Figure content listings
═══
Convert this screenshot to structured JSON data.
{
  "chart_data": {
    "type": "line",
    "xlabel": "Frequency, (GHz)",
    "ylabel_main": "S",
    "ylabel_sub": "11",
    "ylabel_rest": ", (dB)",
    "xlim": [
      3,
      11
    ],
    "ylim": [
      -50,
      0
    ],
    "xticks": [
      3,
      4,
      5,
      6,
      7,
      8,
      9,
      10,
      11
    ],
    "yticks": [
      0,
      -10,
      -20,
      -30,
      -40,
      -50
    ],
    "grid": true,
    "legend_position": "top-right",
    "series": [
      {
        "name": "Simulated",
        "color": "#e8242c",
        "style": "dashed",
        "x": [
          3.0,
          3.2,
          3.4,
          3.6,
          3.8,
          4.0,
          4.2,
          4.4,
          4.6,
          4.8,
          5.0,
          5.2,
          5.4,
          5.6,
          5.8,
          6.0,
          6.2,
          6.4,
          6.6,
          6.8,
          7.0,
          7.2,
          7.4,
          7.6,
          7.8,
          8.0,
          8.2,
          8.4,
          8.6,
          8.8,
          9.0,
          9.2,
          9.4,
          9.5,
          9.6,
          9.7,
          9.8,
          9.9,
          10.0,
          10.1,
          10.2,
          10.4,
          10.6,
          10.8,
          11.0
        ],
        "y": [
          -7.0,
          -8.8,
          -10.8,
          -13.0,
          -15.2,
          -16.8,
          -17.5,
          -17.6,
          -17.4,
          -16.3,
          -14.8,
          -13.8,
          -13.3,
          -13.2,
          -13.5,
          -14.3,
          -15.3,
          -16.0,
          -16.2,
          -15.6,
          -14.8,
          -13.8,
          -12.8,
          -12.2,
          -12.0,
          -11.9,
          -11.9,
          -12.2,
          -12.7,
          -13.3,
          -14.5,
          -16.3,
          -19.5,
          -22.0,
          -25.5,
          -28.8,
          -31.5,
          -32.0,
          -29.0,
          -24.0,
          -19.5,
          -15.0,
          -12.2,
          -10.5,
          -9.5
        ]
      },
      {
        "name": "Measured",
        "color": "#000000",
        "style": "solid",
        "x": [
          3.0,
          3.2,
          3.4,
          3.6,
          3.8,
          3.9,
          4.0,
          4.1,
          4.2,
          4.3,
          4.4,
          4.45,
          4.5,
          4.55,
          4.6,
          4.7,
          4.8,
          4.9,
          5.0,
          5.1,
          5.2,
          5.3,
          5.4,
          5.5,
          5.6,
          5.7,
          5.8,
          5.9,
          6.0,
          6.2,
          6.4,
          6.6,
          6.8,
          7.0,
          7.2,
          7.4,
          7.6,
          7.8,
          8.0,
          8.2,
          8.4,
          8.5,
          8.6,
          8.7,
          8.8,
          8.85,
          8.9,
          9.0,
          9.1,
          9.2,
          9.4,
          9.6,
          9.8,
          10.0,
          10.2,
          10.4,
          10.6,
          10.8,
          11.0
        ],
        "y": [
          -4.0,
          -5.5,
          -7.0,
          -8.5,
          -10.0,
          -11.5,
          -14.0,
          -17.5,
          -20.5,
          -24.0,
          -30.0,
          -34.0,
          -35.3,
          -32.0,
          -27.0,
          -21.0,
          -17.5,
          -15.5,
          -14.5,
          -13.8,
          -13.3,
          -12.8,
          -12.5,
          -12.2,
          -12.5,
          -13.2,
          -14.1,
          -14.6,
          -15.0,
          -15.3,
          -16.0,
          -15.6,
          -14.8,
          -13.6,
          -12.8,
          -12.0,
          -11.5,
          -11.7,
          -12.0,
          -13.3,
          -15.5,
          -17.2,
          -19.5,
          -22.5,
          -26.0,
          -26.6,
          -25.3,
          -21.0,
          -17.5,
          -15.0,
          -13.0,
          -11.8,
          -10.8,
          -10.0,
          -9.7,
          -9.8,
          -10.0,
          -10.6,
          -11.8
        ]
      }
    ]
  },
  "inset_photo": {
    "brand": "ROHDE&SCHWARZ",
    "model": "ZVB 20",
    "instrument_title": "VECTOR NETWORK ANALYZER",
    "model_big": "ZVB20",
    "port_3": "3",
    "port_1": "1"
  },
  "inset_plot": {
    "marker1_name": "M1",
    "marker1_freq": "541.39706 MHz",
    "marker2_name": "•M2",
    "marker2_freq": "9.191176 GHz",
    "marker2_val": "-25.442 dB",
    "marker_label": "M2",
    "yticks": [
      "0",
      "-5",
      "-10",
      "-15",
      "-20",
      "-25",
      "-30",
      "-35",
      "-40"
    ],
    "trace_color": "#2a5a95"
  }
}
═══
**TASK INSTRUCTIONS:** Repeat the material above exactly.

**THE RESPONSE:**
Convert this screenshot to structured JSON data.
{
  "chart_data": {
    "type": "line",
    "xlabel": "Frequency, (GHz)",
    "ylabel_main": "S",
    "ylabel_sub": "11",
    "ylabel_rest": ", (dB)",
    "xlim": [
      3,
      11
    ],
    "ylim": [
      -50,
      0
    ],
    "xticks": [
      3,
      4,
      5,
      6,
      7,
      8,
      9,
      10,
      11
    ],
    "yticks": [
      0,
      -10,
      -20,
      -30,
      -40,
      -50
    ],
    "grid": true,
    "legend_position": "top-right",
    "series": [
      {
        "name": "Simulated",
        "color": "#e8242c",
        "style": "dashed",
        "x": [
          3.0,
          3.2,
          3.4,
          3.6,
          3.8,
          4.0,
          4.2,
          4.4,
          4.6,
          4.8,
          5.0,
          5.2,
          5.4,
          5.6,
          5.8,
          6.0,
          6.2,
          6.4,
          6.6,
          6.8,
          7.0,
          7.2,
          7.4,
          7.6,
          7.8,
          8.0,
          8.2,
          8.4,
          8.6,
          8.8,
          9.0,
          9.2,
          9.4,
          9.5,
          9.6,
          9.7,
          9.8,
          9.9,
          10.0,
          10.1,
          10.2,
          10.4,
          10.6,
          10.8,
          11.0
        ],
        "y": [
          -7.0,
          -8.8,
          -10.8,
          -13.0,
          -15.2,
          -16.8,
          -17.5,
          -17.6,
          -17.4,
          -16.3,
          -14.8,
          -13.8,
          -13.3,
          -13.2,
          -13.5,
          -14.3,
          -15.3,
          -16.0,
          -16.2,
          -15.6,
          -14.8,
          -13.8,
          -12.8,
          -12.2,
          -12.0,
          -11.9,
          -11.9,
          -12.2,
          -12.7,
          -13.3,
          -14.5,
          -16.3,
          -19.5,
          -22.0,
          -25.5,
          -28.8,
          -31.5,
          -32.0,
          -29.0,
          -24.0,
          -19.5,
          -15.0,
          -12.2,
          -10.5,
          -9.5
        ]
      },
      {
        "name": "Measured",
        "color": "#000000",
        "style": "solid",
        "x": [
          3.0,
          3.2,
          3.4,
          3.6,
          3.8,
          3.9,
          4.0,
          4.1,
          4.2,
          4.3,
          4.4,
          4.45,
          4.5,
          4.55,
          4.6,
          4.7,
          4.8,
          4.9,
          5.0,
          5.1,
          5.2,
          5.3,
          5.4,
          5.5,
          5.6,
          5.7,
          5.8,
          5.9,
          6.0,
          6.2,
          6.4,
          6.6,
          6.8,
          7.0,
          7.2,
          7.4,
          7.6,
          7.8,
          8.0,
          8.2,
          8.4,
          8.5,
          8.6,
          8.7,
          8.8,
          8.85,
          8.9,
          9.0,
          9.1,
          9.2,
          9.4,
          9.6,
          9.8,
          10.0,
          10.2,
          10.4,
          10.6,
          10.8,
          11.0
        ],
        "y": [
          -4.0,
          -5.5,
          -7.0,
          -8.5,
          -10.0,
          -11.5,
          -14.0,
          -17.5,
          -20.5,
          -24.0,
          -30.0,
          -34.0,
          -35.3,
          -32.0,
          -27.0,
          -21.0,
          -17.5,
          -15.5,
          -14.5,
          -13.8,
          -13.3,
          -12.8,
          -12.5,
          -12.2,
          -12.5,
          -13.2,
          -14.1,
          -14.6,
          -15.0,
          -15.3,
          -16.0,
          -15.6,
          -14.8,
          -13.6,
          -12.8,
          -12.0,
          -11.5,
          -11.7,
          -12.0,
          -13.3,
          -15.5,
          -17.2,
          -19.5,
          -22.5,
          -26.0,
          -26.6,
          -25.3,
          -21.0,
          -17.5,
          -15.0,
          -13.0,
          -11.8,
          -10.8,
          -10.0,
          -9.7,
          -9.8,
          -10.0,
          -10.6,
          -11.8
        ]
      }
    ]
  },
  "inset_photo": {
    "brand": "ROHDE&SCHWARZ",
    "model": "ZVB 20",
    "instrument_title": "VECTOR NETWORK ANALYZER",
    "model_big": "ZVB20",
    "port_3": "3",
    "port_1": "1"
  },
  "inset_plot": {
    "marker1_name": "M1",
    "marker1_freq": "541.39706 MHz",
    "marker2_name": "•M2",
    "marker2_freq": "9.191176 GHz",
    "marker2_val": "-25.442 dB",
    "marker_label": "M2",
    "yticks": [
      "0",
      "-5",
      "-10",
      "-15",
      "-20",
      "-25",
      "-30",
      "-35",
      "-40"
    ],
    "trace_color": "#2a5a95"
  }
}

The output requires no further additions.